**** Given entries ****

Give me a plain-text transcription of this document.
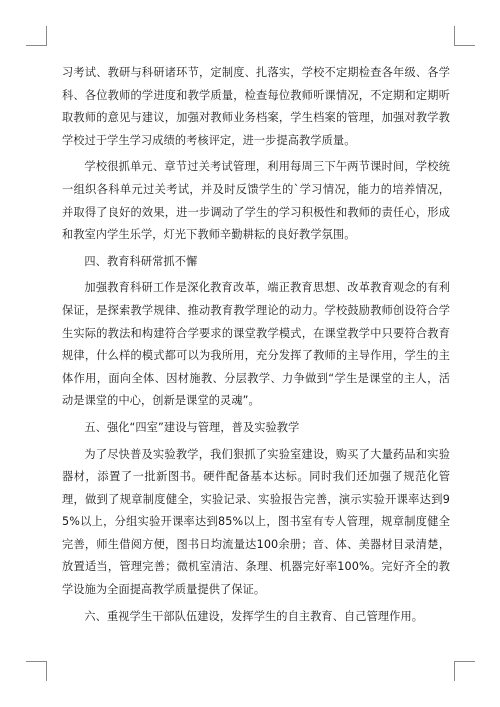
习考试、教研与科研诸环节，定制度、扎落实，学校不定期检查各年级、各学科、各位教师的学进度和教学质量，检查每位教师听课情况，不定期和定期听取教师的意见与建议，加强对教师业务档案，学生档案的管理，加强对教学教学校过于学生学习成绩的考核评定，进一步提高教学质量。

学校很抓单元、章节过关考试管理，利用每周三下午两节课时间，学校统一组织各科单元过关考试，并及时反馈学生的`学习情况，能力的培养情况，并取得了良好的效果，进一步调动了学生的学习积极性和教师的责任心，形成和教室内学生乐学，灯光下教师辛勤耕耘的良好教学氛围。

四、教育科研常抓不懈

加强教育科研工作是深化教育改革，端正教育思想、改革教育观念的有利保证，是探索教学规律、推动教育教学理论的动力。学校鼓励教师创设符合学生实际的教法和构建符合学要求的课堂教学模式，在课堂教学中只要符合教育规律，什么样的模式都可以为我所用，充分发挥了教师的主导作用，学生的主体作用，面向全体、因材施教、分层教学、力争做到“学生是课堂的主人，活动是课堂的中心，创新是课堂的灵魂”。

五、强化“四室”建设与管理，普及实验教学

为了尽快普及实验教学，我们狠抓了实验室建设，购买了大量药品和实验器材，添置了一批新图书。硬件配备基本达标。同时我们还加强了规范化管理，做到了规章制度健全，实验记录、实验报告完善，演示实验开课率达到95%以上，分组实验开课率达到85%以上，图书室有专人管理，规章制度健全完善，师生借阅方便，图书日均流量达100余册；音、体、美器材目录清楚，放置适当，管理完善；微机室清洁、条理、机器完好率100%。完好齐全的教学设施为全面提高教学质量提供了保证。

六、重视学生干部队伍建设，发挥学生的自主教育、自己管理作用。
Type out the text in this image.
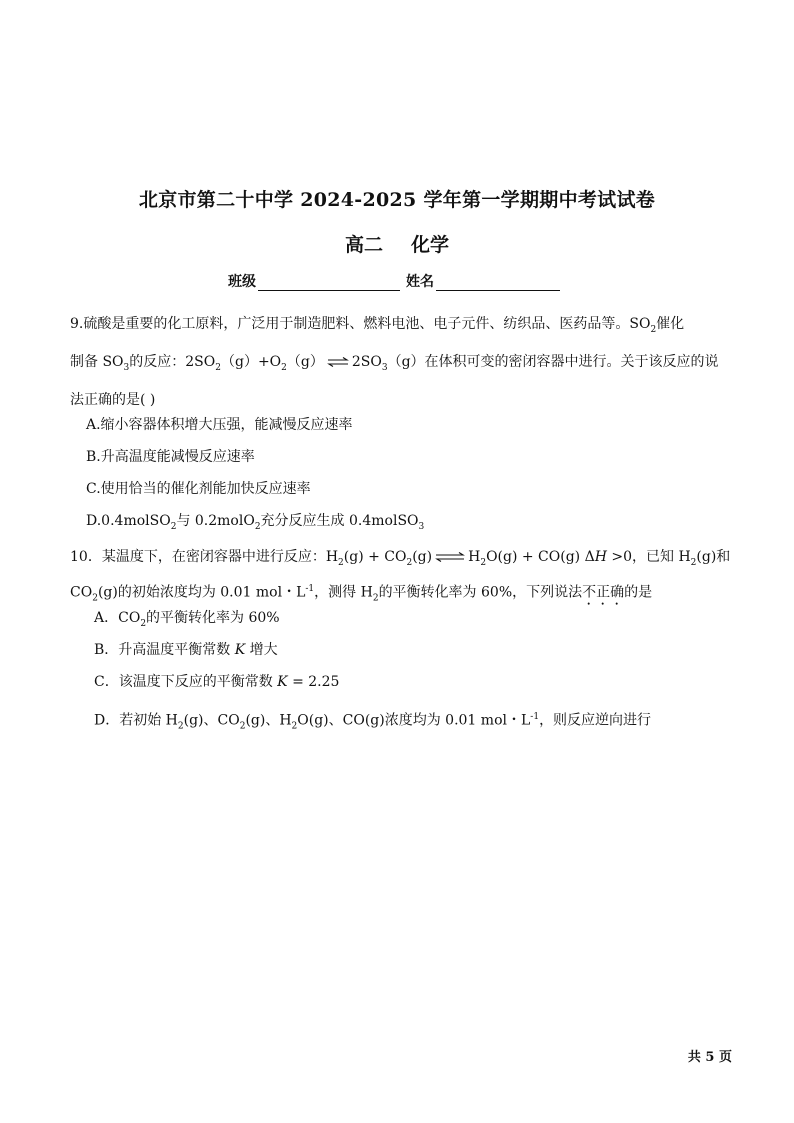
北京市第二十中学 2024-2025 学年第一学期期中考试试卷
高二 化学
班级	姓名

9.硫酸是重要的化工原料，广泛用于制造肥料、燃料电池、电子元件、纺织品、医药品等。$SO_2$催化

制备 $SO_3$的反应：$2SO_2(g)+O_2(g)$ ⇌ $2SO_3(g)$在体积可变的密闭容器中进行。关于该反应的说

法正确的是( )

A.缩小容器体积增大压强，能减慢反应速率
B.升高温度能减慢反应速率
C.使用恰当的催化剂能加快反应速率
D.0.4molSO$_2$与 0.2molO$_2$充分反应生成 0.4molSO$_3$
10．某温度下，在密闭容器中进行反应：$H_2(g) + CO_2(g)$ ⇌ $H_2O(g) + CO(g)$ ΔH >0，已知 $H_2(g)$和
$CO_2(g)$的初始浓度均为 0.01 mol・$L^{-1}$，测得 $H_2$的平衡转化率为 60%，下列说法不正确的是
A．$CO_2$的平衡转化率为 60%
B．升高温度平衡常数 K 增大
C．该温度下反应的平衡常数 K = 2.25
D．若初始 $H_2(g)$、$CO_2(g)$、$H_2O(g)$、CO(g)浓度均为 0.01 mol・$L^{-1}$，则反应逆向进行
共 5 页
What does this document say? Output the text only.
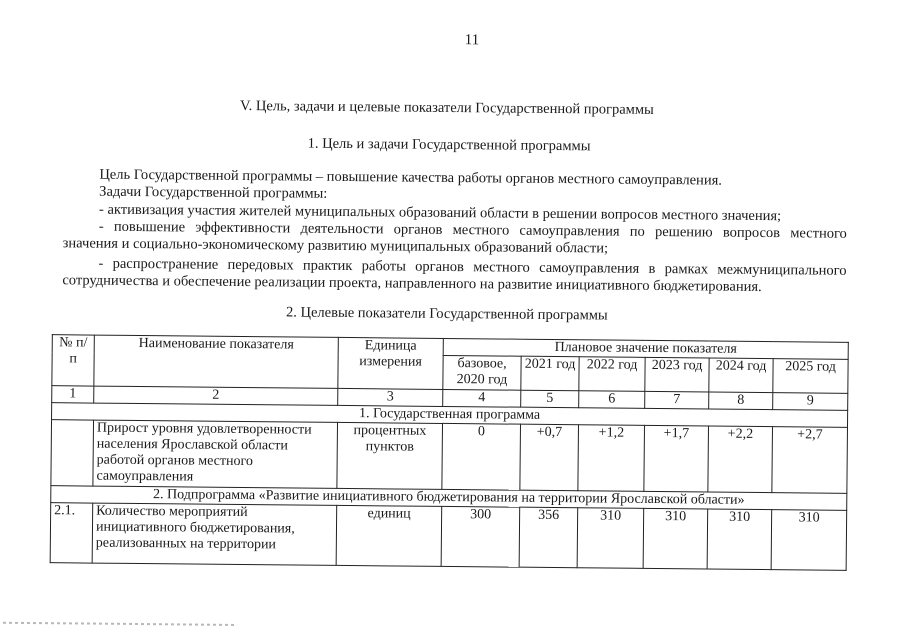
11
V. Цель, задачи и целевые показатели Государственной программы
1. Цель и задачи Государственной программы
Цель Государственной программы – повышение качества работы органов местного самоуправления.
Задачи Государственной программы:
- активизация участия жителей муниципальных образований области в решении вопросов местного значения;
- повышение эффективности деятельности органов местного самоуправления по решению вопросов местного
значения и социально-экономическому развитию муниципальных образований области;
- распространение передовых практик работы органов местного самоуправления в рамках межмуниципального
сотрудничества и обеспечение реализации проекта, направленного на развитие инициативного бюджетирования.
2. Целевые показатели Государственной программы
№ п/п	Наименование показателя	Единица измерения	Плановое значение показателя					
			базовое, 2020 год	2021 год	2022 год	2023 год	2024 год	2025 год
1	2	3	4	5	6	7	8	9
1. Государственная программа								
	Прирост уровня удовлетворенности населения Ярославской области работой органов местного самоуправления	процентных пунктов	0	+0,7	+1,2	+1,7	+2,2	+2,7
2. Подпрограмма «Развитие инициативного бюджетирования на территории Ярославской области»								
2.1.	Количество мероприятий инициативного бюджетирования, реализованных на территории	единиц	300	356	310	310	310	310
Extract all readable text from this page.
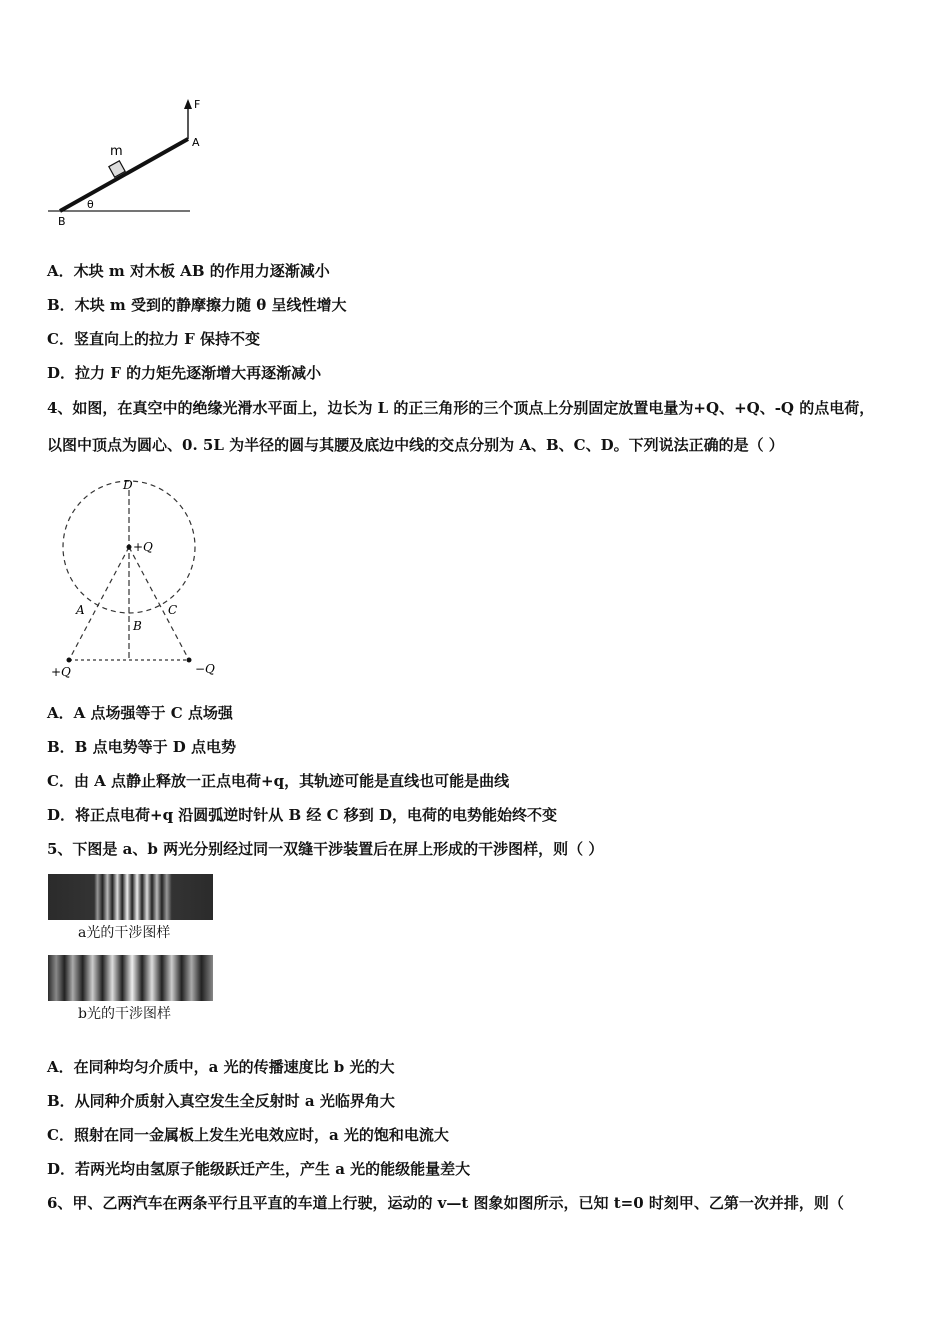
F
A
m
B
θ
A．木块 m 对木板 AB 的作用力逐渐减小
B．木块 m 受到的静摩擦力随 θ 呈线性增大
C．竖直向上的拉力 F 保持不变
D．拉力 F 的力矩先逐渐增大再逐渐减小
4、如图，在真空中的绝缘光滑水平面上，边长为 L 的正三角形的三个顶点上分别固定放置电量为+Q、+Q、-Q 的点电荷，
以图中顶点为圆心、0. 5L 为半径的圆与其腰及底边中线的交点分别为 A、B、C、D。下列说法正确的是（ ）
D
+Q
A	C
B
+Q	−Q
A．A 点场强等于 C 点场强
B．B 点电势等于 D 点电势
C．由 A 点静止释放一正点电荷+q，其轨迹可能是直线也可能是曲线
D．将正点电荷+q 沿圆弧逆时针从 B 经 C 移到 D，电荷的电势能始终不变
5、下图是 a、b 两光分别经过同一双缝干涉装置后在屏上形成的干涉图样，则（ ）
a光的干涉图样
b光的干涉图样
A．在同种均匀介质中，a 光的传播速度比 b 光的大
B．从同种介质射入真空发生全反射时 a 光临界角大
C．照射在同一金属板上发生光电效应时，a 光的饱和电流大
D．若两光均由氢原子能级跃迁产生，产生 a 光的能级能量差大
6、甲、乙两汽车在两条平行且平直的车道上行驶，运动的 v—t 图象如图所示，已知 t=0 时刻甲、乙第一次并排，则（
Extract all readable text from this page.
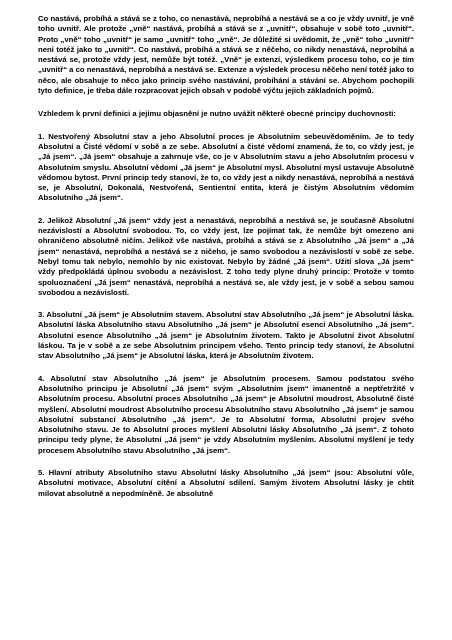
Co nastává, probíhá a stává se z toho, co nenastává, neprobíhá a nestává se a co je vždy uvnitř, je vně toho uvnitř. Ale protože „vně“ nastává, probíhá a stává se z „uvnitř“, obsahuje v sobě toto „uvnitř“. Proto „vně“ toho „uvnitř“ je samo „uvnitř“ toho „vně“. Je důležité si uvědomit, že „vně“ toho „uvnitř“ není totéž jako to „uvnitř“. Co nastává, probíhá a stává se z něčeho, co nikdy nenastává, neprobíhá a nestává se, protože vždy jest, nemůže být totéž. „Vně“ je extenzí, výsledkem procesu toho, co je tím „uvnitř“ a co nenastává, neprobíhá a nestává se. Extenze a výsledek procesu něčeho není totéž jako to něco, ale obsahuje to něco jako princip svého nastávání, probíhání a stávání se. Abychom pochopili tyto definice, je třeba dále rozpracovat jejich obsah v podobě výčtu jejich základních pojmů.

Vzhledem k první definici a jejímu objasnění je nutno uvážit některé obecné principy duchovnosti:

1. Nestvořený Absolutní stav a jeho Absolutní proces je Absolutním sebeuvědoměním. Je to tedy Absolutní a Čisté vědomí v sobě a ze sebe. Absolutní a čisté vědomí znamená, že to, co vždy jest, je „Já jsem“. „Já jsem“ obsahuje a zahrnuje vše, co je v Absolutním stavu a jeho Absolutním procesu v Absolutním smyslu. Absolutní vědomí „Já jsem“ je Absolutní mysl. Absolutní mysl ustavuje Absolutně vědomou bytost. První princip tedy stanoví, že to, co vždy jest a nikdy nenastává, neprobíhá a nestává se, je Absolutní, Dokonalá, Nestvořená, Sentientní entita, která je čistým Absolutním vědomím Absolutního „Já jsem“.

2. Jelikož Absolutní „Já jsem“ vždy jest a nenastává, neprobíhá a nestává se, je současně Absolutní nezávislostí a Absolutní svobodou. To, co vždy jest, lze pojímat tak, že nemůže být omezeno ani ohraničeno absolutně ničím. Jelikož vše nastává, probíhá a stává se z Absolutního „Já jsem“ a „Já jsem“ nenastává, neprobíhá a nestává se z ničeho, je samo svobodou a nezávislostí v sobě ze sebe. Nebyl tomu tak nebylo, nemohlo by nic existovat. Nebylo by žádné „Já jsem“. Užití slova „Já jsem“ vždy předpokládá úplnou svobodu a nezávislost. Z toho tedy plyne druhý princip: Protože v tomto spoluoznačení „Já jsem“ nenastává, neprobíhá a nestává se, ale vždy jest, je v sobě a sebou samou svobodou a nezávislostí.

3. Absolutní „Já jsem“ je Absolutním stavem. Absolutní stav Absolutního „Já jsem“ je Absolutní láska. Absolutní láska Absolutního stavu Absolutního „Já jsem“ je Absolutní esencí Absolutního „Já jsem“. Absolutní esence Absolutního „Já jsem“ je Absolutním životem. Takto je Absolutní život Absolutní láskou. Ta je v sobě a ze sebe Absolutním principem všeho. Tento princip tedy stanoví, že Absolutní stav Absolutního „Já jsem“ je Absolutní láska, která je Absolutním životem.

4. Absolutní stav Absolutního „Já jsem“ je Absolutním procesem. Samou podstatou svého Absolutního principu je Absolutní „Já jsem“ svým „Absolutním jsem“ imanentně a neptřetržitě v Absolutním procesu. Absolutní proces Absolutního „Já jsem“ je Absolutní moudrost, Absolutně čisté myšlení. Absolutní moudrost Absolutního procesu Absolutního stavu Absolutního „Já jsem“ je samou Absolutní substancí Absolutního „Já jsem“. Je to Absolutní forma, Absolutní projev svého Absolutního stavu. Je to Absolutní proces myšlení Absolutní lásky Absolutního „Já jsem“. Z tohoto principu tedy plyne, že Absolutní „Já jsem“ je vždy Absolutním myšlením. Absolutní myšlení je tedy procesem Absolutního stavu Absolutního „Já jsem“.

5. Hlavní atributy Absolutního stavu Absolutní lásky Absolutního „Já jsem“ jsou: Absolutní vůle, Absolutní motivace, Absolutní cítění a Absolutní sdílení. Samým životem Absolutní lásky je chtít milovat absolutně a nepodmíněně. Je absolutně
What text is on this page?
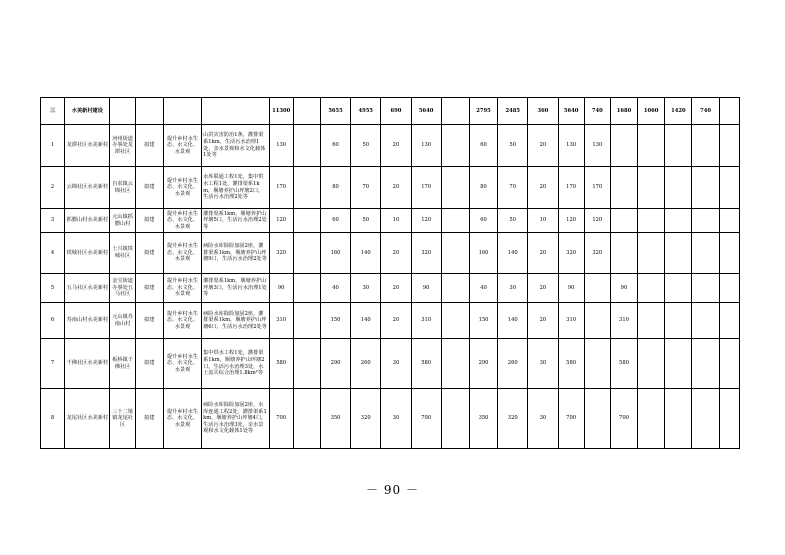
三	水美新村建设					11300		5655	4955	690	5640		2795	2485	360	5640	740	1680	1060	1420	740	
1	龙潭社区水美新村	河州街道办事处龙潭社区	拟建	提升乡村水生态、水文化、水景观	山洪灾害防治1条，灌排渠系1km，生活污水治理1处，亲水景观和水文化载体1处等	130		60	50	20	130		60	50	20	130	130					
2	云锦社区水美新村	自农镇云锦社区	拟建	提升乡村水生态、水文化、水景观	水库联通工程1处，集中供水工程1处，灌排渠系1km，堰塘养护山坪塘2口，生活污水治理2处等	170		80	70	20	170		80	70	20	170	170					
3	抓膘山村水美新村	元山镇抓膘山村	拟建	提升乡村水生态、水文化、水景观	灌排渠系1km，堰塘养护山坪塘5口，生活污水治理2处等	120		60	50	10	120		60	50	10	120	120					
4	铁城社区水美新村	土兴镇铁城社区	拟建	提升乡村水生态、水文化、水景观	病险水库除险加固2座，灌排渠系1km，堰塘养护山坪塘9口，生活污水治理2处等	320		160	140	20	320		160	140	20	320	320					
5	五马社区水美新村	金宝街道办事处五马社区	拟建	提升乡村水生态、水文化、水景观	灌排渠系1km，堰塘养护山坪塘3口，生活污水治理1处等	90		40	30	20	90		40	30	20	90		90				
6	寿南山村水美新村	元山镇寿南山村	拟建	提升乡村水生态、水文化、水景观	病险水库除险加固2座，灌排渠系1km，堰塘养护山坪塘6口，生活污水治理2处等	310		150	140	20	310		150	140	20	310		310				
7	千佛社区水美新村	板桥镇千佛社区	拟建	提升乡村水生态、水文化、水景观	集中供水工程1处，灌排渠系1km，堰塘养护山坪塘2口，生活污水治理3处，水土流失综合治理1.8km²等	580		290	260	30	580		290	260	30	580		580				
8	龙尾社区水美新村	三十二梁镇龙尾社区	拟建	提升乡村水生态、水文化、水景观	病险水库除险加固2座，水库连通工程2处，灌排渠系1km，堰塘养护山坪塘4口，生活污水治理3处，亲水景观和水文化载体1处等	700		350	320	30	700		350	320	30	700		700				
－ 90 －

****

What is required —
Your task is to gather all lines from the entries above that hold the word "Государственной".

Solution to the exercise —
V. Цель, задачи и целевые показатели Государственной программы
1. Цель и задачи Государственной программы
Цель Государственной программы – повышение качества работы органов местного самоуправления.
Задачи Государственной программы:
2. Целевые показатели Государственной программы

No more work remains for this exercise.